_Task directions_:
Exactly as written, print each record in the listing.
....
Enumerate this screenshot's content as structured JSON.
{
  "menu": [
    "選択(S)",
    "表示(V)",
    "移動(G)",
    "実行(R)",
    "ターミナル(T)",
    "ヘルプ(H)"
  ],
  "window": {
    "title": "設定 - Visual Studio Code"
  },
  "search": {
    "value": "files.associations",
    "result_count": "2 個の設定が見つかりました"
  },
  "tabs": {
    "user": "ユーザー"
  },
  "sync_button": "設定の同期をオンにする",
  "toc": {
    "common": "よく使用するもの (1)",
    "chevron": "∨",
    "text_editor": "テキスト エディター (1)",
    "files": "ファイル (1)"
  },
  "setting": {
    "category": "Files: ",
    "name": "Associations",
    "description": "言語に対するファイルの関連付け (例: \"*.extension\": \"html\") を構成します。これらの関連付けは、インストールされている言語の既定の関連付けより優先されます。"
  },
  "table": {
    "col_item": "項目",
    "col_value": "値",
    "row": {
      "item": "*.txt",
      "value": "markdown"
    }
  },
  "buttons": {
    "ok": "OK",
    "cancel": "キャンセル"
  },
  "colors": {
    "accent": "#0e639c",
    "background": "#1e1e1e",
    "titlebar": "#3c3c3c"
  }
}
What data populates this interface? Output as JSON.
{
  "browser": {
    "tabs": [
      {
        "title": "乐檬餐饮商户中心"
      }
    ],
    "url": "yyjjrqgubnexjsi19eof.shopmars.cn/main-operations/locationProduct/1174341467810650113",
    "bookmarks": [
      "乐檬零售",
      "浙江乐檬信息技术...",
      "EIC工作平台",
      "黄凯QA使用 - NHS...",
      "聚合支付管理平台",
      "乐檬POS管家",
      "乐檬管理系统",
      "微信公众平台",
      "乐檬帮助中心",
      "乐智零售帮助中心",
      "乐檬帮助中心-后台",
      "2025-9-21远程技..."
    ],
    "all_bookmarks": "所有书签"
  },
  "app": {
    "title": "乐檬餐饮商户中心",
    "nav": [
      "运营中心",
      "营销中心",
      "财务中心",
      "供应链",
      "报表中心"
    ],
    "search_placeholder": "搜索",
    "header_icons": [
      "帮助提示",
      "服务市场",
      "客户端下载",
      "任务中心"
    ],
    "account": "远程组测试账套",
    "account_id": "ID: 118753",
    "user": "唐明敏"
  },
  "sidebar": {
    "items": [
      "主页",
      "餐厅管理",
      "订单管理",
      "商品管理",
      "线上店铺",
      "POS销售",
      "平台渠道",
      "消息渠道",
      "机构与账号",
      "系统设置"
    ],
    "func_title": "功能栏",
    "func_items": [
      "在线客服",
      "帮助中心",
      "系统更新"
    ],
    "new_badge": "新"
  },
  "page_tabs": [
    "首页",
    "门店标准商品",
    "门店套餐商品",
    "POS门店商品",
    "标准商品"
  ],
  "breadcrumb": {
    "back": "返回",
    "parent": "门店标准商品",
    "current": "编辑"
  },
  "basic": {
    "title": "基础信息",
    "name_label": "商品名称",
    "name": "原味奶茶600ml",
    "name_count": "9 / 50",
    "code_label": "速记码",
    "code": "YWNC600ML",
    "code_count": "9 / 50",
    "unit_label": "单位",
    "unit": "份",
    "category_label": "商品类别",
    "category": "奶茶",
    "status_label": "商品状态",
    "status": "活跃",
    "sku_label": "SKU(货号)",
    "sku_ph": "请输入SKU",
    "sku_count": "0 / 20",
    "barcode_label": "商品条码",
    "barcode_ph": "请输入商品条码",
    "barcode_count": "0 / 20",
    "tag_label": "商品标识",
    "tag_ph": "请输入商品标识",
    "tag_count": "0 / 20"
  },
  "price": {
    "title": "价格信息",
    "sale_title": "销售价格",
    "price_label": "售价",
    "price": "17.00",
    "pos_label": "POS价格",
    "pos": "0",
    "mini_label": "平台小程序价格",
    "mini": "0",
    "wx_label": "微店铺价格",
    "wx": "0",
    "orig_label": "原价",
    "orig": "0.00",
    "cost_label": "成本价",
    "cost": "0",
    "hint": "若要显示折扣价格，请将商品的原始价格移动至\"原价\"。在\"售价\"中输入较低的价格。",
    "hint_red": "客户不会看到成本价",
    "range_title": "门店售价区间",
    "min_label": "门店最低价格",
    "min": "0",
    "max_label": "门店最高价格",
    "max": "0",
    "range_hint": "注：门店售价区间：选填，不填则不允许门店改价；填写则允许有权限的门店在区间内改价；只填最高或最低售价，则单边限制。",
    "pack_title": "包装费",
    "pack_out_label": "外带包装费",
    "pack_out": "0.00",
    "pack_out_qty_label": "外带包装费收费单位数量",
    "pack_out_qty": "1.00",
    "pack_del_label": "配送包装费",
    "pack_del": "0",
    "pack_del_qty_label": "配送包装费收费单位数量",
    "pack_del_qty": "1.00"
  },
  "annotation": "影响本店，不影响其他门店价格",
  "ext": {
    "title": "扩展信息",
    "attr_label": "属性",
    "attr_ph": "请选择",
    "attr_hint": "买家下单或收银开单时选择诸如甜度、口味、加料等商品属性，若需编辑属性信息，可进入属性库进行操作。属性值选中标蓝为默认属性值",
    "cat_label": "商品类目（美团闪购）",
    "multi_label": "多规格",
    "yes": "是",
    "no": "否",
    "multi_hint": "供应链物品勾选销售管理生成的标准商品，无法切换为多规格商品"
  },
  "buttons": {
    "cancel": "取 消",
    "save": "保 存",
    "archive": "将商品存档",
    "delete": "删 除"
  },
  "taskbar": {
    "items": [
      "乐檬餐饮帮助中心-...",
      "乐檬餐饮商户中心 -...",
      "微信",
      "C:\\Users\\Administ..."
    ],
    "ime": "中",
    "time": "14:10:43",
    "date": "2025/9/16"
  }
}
....
_Correct output_:
Enumerate this screenshot's content as structured JSON.
{
  "menu": [
    "選択(S)",
    "表示(V)",
    "移動(G)",
    "実行(R)",
    "ターミナル(T)",
    "ヘルプ(H)"
  ],
  "window": {
    "title": "設定 - Visual Studio Code"
  },
  "search": {
    "value": "files.associations",
    "result_count": "2 個の設定が見つかりました"
  },
  "tabs": {
    "user": "ユーザー"
  },
  "sync_button": "設定の同期をオンにする",
  "toc": {
    "common": "よく使用するもの (1)",
    "chevron": "∨",
    "text_editor": "テキスト エディター (1)",
    "files": "ファイル (1)"
  },
  "setting": {
    "category": "Files: ",
    "name": "Associations",
    "description": "言語に対するファイルの関連付け (例: \"*.extension\": \"html\") を構成します。これらの関連付けは、インストールされている言語の既定の関連付けより優先されます。"
  },
  "table": {
    "col_item": "項目",
    "col_value": "値",
    "row": {
      "item": "*.txt",
      "value": "markdown"
    }
  },
  "buttons": {
    "ok": "OK",
    "cancel": "キャンセル"
  },
  "colors": {
    "accent": "#0e639c",
    "background": "#1e1e1e",
    "titlebar": "#3c3c3c"
  }
}
What data populates this interface? Output as JSON.
{
  "browser": {
    "tabs": [
      {
        "title": "乐檬餐饮商户中心"
      }
    ],
    "url": "yyjjrqgubnexjsi19eof.shopmars.cn/main-operations/locationProduct/1174341467810650113",
    "bookmarks": [
      "乐檬零售",
      "浙江乐檬信息技术...",
      "EIC工作平台",
      "黄凯QA使用 - NHS...",
      "聚合支付管理平台",
      "乐檬POS管家",
      "乐檬管理系统",
      "微信公众平台",
      "乐檬帮助中心",
      "乐智零售帮助中心",
      "乐檬帮助中心-后台",
      "2025-9-21远程技..."
    ],
    "all_bookmarks": "所有书签"
  },
  "app": {
    "title": "乐檬餐饮商户中心",
    "nav": [
      "运营中心",
      "营销中心",
      "财务中心",
      "供应链",
      "报表中心"
    ],
    "search_placeholder": "搜索",
    "header_icons": [
      "帮助提示",
      "服务市场",
      "客户端下载",
      "任务中心"
    ],
    "account": "远程组测试账套",
    "account_id": "ID: 118753",
    "user": "唐明敏"
  },
  "sidebar": {
    "items": [
      "主页",
      "餐厅管理",
      "订单管理",
      "商品管理",
      "线上店铺",
      "POS销售",
      "平台渠道",
      "消息渠道",
      "机构与账号",
      "系统设置"
    ],
    "func_title": "功能栏",
    "func_items": [
      "在线客服",
      "帮助中心",
      "系统更新"
    ],
    "new_badge": "新"
  },
  "page_tabs": [
    "首页",
    "门店标准商品",
    "门店套餐商品",
    "POS门店商品",
    "标准商品"
  ],
  "breadcrumb": {
    "back": "返回",
    "parent": "门店标准商品",
    "current": "编辑"
  },
  "basic": {
    "title": "基础信息",
    "name_label": "商品名称",
    "name": "原味奶茶600ml",
    "name_count": "9 / 50",
    "code_label": "速记码",
    "code": "YWNC600ML",
    "code_count": "9 / 50",
    "unit_label": "单位",
    "unit": "份",
    "category_label": "商品类别",
    "category": "奶茶",
    "status_label": "商品状态",
    "status": "活跃",
    "sku_label": "SKU(货号)",
    "sku_ph": "请输入SKU",
    "sku_count": "0 / 20",
    "barcode_label": "商品条码",
    "barcode_ph": "请输入商品条码",
    "barcode_count": "0 / 20",
    "tag_label": "商品标识",
    "tag_ph": "请输入商品标识",
    "tag_count": "0 / 20"
  },
  "price": {
    "title": "价格信息",
    "sale_title": "销售价格",
    "price_label": "售价",
    "price": "17.00",
    "pos_label": "POS价格",
    "pos": "0",
    "mini_label": "平台小程序价格",
    "mini": "0",
    "wx_label": "微店铺价格",
    "wx": "0",
    "orig_label": "原价",
    "orig": "0.00",
    "cost_label": "成本价",
    "cost": "0",
    "hint": "若要显示折扣价格，请将商品的原始价格移动至\"原价\"。在\"售价\"中输入较低的价格。",
    "hint_red": "客户不会看到成本价",
    "range_title": "门店售价区间",
    "min_label": "门店最低价格",
    "min": "0",
    "max_label": "门店最高价格",
    "max": "0",
    "range_hint": "注：门店售价区间：选填，不填则不允许门店改价；填写则允许有权限的门店在区间内改价；只填最高或最低售价，则单边限制。",
    "pack_title": "包装费",
    "pack_out_label": "外带包装费",
    "pack_out": "0.00",
    "pack_out_qty_label": "外带包装费收费单位数量",
    "pack_out_qty": "1.00",
    "pack_del_label": "配送包装费",
    "pack_del": "0",
    "pack_del_qty_label": "配送包装费收费单位数量",
    "pack_del_qty": "1.00"
  },
  "annotation": "影响本店，不影响其他门店价格",
  "ext": {
    "title": "扩展信息",
    "attr_label": "属性",
    "attr_ph": "请选择",
    "attr_hint": "买家下单或收银开单时选择诸如甜度、口味、加料等商品属性，若需编辑属性信息，可进入属性库进行操作。属性值选中标蓝为默认属性值",
    "cat_label": "商品类目（美团闪购）",
    "multi_label": "多规格",
    "yes": "是",
    "no": "否",
    "multi_hint": "供应链物品勾选销售管理生成的标准商品，无法切换为多规格商品"
  },
  "buttons": {
    "cancel": "取 消",
    "save": "保 存",
    "archive": "将商品存档",
    "delete": "删 除"
  },
  "taskbar": {
    "items": [
      "乐檬餐饮帮助中心-...",
      "乐檬餐饮商户中心 -...",
      "微信",
      "C:\\Users\\Administ..."
    ],
    "ime": "中",
    "time": "14:10:43",
    "date": "2025/9/16"
  }
}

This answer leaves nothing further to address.